------ Data lines
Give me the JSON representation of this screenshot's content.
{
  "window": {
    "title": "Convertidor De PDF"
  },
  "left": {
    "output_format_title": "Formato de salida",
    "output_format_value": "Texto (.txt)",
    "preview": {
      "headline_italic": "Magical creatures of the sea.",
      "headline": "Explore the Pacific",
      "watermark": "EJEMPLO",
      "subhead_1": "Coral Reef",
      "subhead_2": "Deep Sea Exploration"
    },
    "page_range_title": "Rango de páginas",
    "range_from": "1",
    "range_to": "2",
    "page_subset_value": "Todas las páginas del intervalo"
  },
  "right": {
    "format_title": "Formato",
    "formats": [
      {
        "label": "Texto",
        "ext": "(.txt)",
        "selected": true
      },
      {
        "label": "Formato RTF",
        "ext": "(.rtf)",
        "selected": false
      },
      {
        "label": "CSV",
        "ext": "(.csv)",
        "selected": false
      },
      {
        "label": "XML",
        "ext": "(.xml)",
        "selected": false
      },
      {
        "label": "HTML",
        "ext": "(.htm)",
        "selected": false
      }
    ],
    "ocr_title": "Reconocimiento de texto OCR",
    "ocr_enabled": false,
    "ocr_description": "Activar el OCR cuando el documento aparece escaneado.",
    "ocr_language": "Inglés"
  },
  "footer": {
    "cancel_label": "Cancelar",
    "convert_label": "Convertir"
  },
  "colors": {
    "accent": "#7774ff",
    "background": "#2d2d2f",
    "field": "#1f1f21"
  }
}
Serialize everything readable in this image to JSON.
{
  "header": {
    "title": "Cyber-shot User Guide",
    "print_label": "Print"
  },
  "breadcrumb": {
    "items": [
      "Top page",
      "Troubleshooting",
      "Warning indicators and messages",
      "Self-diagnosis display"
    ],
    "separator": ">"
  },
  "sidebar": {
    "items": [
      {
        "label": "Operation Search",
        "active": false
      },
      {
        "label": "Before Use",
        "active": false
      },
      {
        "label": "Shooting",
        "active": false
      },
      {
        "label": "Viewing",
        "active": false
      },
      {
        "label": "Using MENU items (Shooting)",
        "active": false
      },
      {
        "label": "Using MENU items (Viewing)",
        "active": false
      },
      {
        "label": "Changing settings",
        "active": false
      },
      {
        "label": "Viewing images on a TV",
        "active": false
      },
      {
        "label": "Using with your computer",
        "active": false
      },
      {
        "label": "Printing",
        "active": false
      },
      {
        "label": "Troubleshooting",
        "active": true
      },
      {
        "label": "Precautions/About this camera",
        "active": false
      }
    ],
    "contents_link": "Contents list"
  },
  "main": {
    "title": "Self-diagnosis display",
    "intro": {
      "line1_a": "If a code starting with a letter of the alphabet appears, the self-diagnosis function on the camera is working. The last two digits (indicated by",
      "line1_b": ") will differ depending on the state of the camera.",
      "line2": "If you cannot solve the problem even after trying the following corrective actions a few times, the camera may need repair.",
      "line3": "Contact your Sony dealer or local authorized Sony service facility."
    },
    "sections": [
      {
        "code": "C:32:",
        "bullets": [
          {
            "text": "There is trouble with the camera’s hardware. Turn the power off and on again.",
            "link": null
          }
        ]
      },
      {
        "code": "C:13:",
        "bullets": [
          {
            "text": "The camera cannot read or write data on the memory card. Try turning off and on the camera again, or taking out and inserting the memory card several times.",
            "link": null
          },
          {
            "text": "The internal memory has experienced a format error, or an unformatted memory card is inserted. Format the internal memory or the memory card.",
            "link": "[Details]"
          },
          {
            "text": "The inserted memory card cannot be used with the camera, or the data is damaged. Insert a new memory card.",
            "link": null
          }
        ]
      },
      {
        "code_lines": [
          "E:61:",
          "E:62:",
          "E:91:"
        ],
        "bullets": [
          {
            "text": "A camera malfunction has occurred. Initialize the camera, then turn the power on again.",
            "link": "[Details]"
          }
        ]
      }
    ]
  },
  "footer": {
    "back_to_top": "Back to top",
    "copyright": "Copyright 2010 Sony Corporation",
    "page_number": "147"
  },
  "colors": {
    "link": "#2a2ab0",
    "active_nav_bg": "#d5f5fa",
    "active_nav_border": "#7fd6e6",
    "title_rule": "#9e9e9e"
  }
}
------------
What the task requires> Write out all the entries exactly.

Response to this exercise>
Give me the JSON representation of this screenshot's content.
{
  "window": {
    "title": "Convertidor De PDF"
  },
  "left": {
    "output_format_title": "Formato de salida",
    "output_format_value": "Texto (.txt)",
    "preview": {
      "headline_italic": "Magical creatures of the sea.",
      "headline": "Explore the Pacific",
      "watermark": "EJEMPLO",
      "subhead_1": "Coral Reef",
      "subhead_2": "Deep Sea Exploration"
    },
    "page_range_title": "Rango de páginas",
    "range_from": "1",
    "range_to": "2",
    "page_subset_value": "Todas las páginas del intervalo"
  },
  "right": {
    "format_title": "Formato",
    "formats": [
      {
        "label": "Texto",
        "ext": "(.txt)",
        "selected": true
      },
      {
        "label": "Formato RTF",
        "ext": "(.rtf)",
        "selected": false
      },
      {
        "label": "CSV",
        "ext": "(.csv)",
        "selected": false
      },
      {
        "label": "XML",
        "ext": "(.xml)",
        "selected": false
      },
      {
        "label": "HTML",
        "ext": "(.htm)",
        "selected": false
      }
    ],
    "ocr_title": "Reconocimiento de texto OCR",
    "ocr_enabled": false,
    "ocr_description": "Activar el OCR cuando el documento aparece escaneado.",
    "ocr_language": "Inglés"
  },
  "footer": {
    "cancel_label": "Cancelar",
    "convert_label": "Convertir"
  },
  "colors": {
    "accent": "#7774ff",
    "background": "#2d2d2f",
    "field": "#1f1f21"
  }
}
Serialize everything readable in this image to JSON.
{
  "header": {
    "title": "Cyber-shot User Guide",
    "print_label": "Print"
  },
  "breadcrumb": {
    "items": [
      "Top page",
      "Troubleshooting",
      "Warning indicators and messages",
      "Self-diagnosis display"
    ],
    "separator": ">"
  },
  "sidebar": {
    "items": [
      {
        "label": "Operation Search",
        "active": false
      },
      {
        "label": "Before Use",
        "active": false
      },
      {
        "label": "Shooting",
        "active": false
      },
      {
        "label": "Viewing",
        "active": false
      },
      {
        "label": "Using MENU items (Shooting)",
        "active": false
      },
      {
        "label": "Using MENU items (Viewing)",
        "active": false
      },
      {
        "label": "Changing settings",
        "active": false
      },
      {
        "label": "Viewing images on a TV",
        "active": false
      },
      {
        "label": "Using with your computer",
        "active": false
      },
      {
        "label": "Printing",
        "active": false
      },
      {
        "label": "Troubleshooting",
        "active": true
      },
      {
        "label": "Precautions/About this camera",
        "active": false
      }
    ],
    "contents_link": "Contents list"
  },
  "main": {
    "title": "Self-diagnosis display",
    "intro": {
      "line1_a": "If a code starting with a letter of the alphabet appears, the self-diagnosis function on the camera is working. The last two digits (indicated by",
      "line1_b": ") will differ depending on the state of the camera.",
      "line2": "If you cannot solve the problem even after trying the following corrective actions a few times, the camera may need repair.",
      "line3": "Contact your Sony dealer or local authorized Sony service facility."
    },
    "sections": [
      {
        "code": "C:32:",
        "bullets": [
          {
            "text": "There is trouble with the camera’s hardware. Turn the power off and on again.",
            "link": null
          }
        ]
      },
      {
        "code": "C:13:",
        "bullets": [
          {
            "text": "The camera cannot read or write data on the memory card. Try turning off and on the camera again, or taking out and inserting the memory card several times.",
            "link": null
          },
          {
            "text": "The internal memory has experienced a format error, or an unformatted memory card is inserted. Format the internal memory or the memory card.",
            "link": "[Details]"
          },
          {
            "text": "The inserted memory card cannot be used with the camera, or the data is damaged. Insert a new memory card.",
            "link": null
          }
        ]
      },
      {
        "code_lines": [
          "E:61:",
          "E:62:",
          "E:91:"
        ],
        "bullets": [
          {
            "text": "A camera malfunction has occurred. Initialize the camera, then turn the power on again.",
            "link": "[Details]"
          }
        ]
      }
    ]
  },
  "footer": {
    "back_to_top": "Back to top",
    "copyright": "Copyright 2010 Sony Corporation",
    "page_number": "147"
  },
  "colors": {
    "link": "#2a2ab0",
    "active_nav_bg": "#d5f5fa",
    "active_nav_border": "#7fd6e6",
    "title_rule": "#9e9e9e"
  }
}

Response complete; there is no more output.